EXERCISE REQUIREMENTS:
Write out the material again word for word, dropping any images it holds.

DATA PROVIDED:
===
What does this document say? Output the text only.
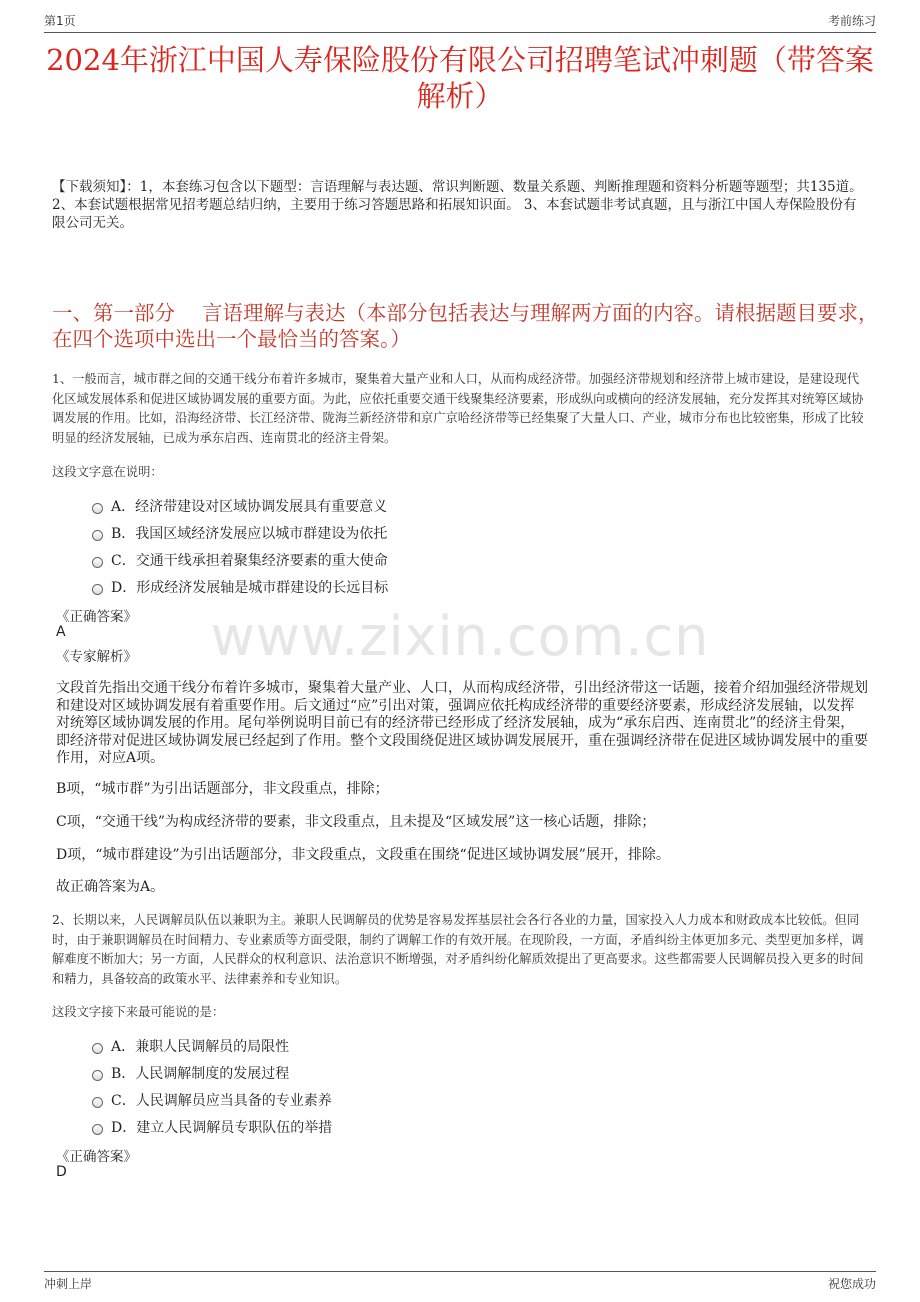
第1页	考前练习
2024年浙江中国人寿保险股份有限公司招聘笔试冲刺题（带答案解析）

【下载须知】：1，本套练习包含以下题型：言语理解与表达题、常识判断题、数量关系题、判断推理题和资料分析题等题型；共135道。 2、本套试题根据常见招考题总结归纳，主要用于练习答题思路和拓展知识面。 3、本套试题非考试真题，且与浙江中国人寿保险股份有限公司无关。

一、第一部分　 言语理解与表达（本部分包括表达与理解两方面的内容。请根据题目要求，在四个选项中选出一个最恰当的答案。）

1、一般而言，城市群之间的交通干线分布着许多城市，聚集着大量产业和人口，从而构成经济带。加强经济带规划和经济带上城市建设，是建设现代化区域发展体系和促进区域协调发展的重要方面。为此，应依托重要交通干线聚集经济要素，形成纵向或横向的经济发展轴，充分发挥其对统筹区域协调发展的作用。比如，沿海经济带、长江经济带、陇海兰新经济带和京广京哈经济带等已经集聚了大量人口、产业，城市分布也比较密集，形成了比较明显的经济发展轴，已成为承东启西、连南贯北的经济主骨架。

这段文字意在说明：

A．经济带建设对区域协调发展具有重要意义
B．我国区域经济发展应以城市群建设为依托
C．交通干线承担着聚集经济要素的重大使命
D．形成经济发展轴是城市群建设的长远目标

《正确答案》

A

《专家解析》	www.zixin.com.cn

文段首先指出交通干线分布着许多城市，聚集着大量产业、人口，从而构成经济带，引出经济带这一话题，接着介绍加强经济带规划和建设对区域协调发展有着重要作用。后文通过“应”引出对策，强调应依托构成经济带的重要经济要素，形成经济发展轴，以发挥对统筹区域协调发展的作用。尾句举例说明目前已有的经济带已经形成了经济发展轴，成为“承东启西、连南贯北”的经济主骨架，即经济带对促进区域协调发展已经起到了作用。整个文段围绕促进区域协调发展展开，重在强调经济带在促进区域协调发展中的重要作用，对应A项。

B项，“城市群”为引出话题部分，非文段重点，排除；

C项，“交通干线”为构成经济带的要素，非文段重点，且未提及“区域发展”这一核心话题，排除；

D项，“城市群建设”为引出话题部分，非文段重点，文段重在围绕“促进区域协调发展”展开，排除。

故正确答案为A。

2、长期以来，人民调解员队伍以兼职为主。兼职人民调解员的优势是容易发挥基层社会各行各业的力量，国家投入人力成本和财政成本比较低。但同时，由于兼职调解员在时间精力、专业素质等方面受限，制约了调解工作的有效开展。在现阶段，一方面，矛盾纠纷主体更加多元、类型更加多样，调解难度不断加大；另一方面，人民群众的权利意识、法治意识不断增强，对矛盾纠纷化解质效提出了更高要求。这些都需要人民调解员投入更多的时间和精力，具备较高的政策水平、法律素养和专业知识。

这段文字接下来最可能说的是：

A．兼职人民调解员的局限性
B．人民调解制度的发展过程
C．人民调解员应当具备的专业素养
D．建立人民调解员专职队伍的举措

《正确答案》

D

冲刺上岸	祝您成功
===
TASK SOLUTION:
What does this document say? Output the text only.
第1页	考前练习
2024年浙江中国人寿保险股份有限公司招聘笔试冲刺题（带答案解析）

【下载须知】：1，本套练习包含以下题型：言语理解与表达题、常识判断题、数量关系题、判断推理题和资料分析题等题型；共135道。 2、本套试题根据常见招考题总结归纳，主要用于练习答题思路和拓展知识面。 3、本套试题非考试真题，且与浙江中国人寿保险股份有限公司无关。

一、第一部分　 言语理解与表达（本部分包括表达与理解两方面的内容。请根据题目要求，在四个选项中选出一个最恰当的答案。）

1、一般而言，城市群之间的交通干线分布着许多城市，聚集着大量产业和人口，从而构成经济带。加强经济带规划和经济带上城市建设，是建设现代化区域发展体系和促进区域协调发展的重要方面。为此，应依托重要交通干线聚集经济要素，形成纵向或横向的经济发展轴，充分发挥其对统筹区域协调发展的作用。比如，沿海经济带、长江经济带、陇海兰新经济带和京广京哈经济带等已经集聚了大量人口、产业，城市分布也比较密集，形成了比较明显的经济发展轴，已成为承东启西、连南贯北的经济主骨架。

这段文字意在说明：

A．经济带建设对区域协调发展具有重要意义
B．我国区域经济发展应以城市群建设为依托
C．交通干线承担着聚集经济要素的重大使命
D．形成经济发展轴是城市群建设的长远目标

《正确答案》

A

《专家解析》	www.zixin.com.cn

文段首先指出交通干线分布着许多城市，聚集着大量产业、人口，从而构成经济带，引出经济带这一话题，接着介绍加强经济带规划和建设对区域协调发展有着重要作用。后文通过“应”引出对策，强调应依托构成经济带的重要经济要素，形成经济发展轴，以发挥对统筹区域协调发展的作用。尾句举例说明目前已有的经济带已经形成了经济发展轴，成为“承东启西、连南贯北”的经济主骨架，即经济带对促进区域协调发展已经起到了作用。整个文段围绕促进区域协调发展展开，重在强调经济带在促进区域协调发展中的重要作用，对应A项。

B项，“城市群”为引出话题部分，非文段重点，排除；

C项，“交通干线”为构成经济带的要素，非文段重点，且未提及“区域发展”这一核心话题，排除；

D项，“城市群建设”为引出话题部分，非文段重点，文段重在围绕“促进区域协调发展”展开，排除。

故正确答案为A。

2、长期以来，人民调解员队伍以兼职为主。兼职人民调解员的优势是容易发挥基层社会各行各业的力量，国家投入人力成本和财政成本比较低。但同时，由于兼职调解员在时间精力、专业素质等方面受限，制约了调解工作的有效开展。在现阶段，一方面，矛盾纠纷主体更加多元、类型更加多样，调解难度不断加大；另一方面，人民群众的权利意识、法治意识不断增强，对矛盾纠纷化解质效提出了更高要求。这些都需要人民调解员投入更多的时间和精力，具备较高的政策水平、法律素养和专业知识。

这段文字接下来最可能说的是：

A．兼职人民调解员的局限性
B．人民调解制度的发展过程
C．人民调解员应当具备的专业素养
D．建立人民调解员专职队伍的举措

《正确答案》

D

冲刺上岸	祝您成功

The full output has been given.